Please go through the records below and return every line holding the word "PRODUCT".
(Records Opens)
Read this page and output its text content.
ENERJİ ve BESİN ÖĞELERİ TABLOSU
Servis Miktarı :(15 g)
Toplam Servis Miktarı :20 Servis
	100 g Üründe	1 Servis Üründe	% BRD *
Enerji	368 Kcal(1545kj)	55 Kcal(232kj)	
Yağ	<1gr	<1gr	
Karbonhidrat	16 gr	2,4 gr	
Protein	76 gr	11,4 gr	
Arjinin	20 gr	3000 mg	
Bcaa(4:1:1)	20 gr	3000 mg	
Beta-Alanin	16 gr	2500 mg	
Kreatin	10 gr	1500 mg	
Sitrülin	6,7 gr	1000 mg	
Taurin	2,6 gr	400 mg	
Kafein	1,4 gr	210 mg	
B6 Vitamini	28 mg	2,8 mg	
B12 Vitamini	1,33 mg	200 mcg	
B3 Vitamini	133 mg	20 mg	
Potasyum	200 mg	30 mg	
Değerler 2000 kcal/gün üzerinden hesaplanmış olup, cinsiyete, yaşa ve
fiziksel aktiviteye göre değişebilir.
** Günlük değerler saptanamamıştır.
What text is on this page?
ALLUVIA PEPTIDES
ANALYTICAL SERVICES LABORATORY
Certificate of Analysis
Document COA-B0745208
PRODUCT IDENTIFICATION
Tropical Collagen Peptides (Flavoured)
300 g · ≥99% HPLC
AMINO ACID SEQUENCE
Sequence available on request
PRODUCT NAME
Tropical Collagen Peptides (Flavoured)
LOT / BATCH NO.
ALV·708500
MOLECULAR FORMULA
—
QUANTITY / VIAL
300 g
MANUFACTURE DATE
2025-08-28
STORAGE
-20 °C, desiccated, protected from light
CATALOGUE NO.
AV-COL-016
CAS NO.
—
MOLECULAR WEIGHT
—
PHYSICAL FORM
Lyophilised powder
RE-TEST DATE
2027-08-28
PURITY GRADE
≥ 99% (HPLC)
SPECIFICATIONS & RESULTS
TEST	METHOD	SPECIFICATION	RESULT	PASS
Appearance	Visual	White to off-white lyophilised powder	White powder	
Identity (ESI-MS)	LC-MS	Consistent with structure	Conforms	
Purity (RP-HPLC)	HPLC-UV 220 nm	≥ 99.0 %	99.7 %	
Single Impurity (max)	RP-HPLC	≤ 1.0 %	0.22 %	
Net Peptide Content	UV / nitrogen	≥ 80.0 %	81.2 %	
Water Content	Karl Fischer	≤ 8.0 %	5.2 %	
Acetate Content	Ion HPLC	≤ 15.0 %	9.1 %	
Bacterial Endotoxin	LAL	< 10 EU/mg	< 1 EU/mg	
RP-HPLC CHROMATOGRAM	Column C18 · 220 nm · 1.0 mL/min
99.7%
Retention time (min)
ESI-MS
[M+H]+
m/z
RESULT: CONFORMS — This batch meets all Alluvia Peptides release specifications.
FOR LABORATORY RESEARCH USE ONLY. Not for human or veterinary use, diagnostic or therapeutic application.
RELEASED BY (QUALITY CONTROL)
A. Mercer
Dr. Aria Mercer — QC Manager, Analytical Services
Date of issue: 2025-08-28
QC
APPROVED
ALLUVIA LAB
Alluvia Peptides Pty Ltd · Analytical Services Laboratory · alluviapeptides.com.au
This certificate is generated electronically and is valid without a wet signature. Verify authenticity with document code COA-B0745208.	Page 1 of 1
(Records Closes)
§ **Exercise answer**
PRODUCT IDENTIFICATION
PRODUCT NAME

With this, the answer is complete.